> _Provided data_
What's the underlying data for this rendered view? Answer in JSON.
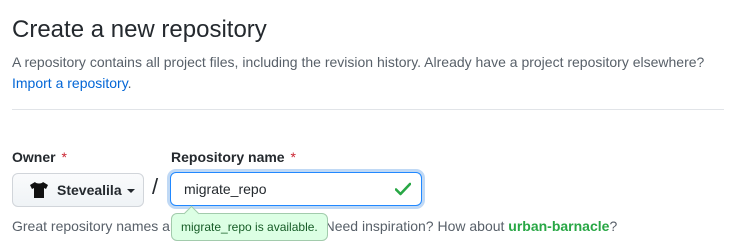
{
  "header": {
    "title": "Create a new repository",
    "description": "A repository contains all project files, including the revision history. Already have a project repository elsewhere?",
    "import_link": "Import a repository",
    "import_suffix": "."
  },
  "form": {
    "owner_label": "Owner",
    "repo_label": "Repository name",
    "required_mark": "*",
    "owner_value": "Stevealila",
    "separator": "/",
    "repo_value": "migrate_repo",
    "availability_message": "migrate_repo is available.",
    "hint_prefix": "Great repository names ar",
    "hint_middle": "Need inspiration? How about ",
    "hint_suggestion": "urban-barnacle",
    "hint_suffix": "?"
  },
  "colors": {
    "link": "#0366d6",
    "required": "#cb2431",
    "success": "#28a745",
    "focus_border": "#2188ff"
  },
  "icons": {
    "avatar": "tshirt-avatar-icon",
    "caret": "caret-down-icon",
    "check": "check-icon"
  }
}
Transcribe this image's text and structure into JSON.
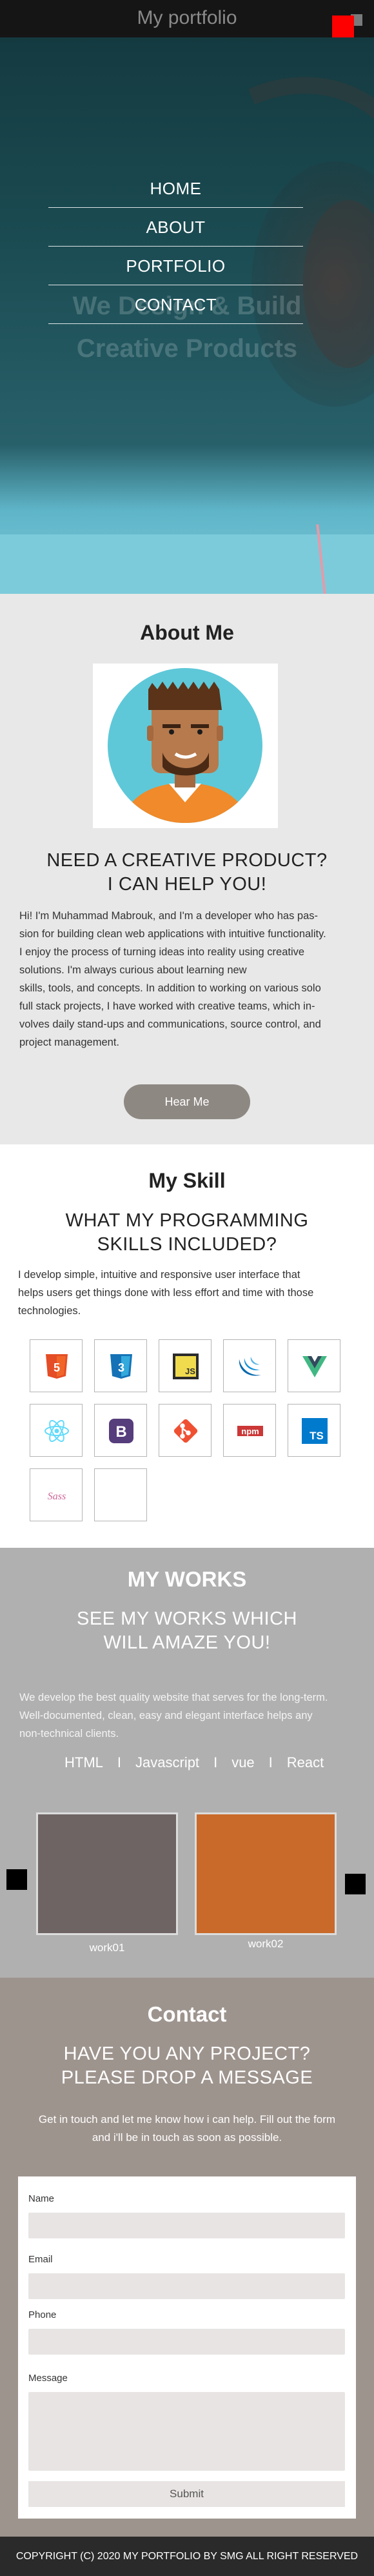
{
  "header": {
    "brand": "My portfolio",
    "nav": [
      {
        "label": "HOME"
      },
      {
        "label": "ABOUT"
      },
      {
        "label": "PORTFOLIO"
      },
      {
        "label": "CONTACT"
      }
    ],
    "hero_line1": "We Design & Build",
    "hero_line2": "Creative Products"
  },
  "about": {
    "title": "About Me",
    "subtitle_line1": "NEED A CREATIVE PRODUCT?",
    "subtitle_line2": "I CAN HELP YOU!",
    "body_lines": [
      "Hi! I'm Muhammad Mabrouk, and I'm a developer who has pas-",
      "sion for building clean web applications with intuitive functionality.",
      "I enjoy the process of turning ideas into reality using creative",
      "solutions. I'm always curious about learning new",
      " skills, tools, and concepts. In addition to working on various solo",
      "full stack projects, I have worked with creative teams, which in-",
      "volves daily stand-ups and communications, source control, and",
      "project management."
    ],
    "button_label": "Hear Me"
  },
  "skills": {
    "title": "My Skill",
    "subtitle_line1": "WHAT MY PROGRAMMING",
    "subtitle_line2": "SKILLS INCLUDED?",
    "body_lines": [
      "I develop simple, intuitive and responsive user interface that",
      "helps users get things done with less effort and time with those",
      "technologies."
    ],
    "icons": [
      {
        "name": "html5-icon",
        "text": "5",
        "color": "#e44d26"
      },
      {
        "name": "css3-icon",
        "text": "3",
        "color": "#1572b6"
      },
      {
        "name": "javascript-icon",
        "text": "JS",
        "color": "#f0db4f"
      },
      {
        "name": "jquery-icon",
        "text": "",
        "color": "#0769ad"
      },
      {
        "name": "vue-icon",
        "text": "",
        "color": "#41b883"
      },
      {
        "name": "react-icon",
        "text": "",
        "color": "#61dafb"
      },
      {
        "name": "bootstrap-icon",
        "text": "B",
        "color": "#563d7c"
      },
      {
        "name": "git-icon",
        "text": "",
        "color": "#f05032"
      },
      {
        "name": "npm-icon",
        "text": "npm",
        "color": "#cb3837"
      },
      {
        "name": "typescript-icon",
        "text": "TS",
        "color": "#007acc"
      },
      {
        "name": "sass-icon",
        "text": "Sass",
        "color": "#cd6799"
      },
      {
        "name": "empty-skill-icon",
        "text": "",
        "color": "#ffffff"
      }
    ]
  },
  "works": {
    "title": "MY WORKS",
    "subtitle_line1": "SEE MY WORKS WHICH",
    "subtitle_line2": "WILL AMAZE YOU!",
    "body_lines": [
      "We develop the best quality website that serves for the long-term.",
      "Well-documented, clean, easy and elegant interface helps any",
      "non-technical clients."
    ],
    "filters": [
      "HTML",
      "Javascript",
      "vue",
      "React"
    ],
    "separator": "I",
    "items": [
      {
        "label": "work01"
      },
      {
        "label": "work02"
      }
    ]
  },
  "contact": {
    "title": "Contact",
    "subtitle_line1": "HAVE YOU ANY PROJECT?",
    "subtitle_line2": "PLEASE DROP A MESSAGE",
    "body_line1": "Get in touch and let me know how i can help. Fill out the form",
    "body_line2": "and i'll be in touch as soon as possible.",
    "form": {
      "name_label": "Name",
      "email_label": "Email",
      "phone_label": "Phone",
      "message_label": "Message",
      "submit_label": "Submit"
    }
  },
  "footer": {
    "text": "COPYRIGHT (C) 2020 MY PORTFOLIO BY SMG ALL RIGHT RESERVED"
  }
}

> _What you are asked to do_
Check every line of the material for the string "helps" and give the number of lines that have it, without anything else.

> _Exercise solution_
2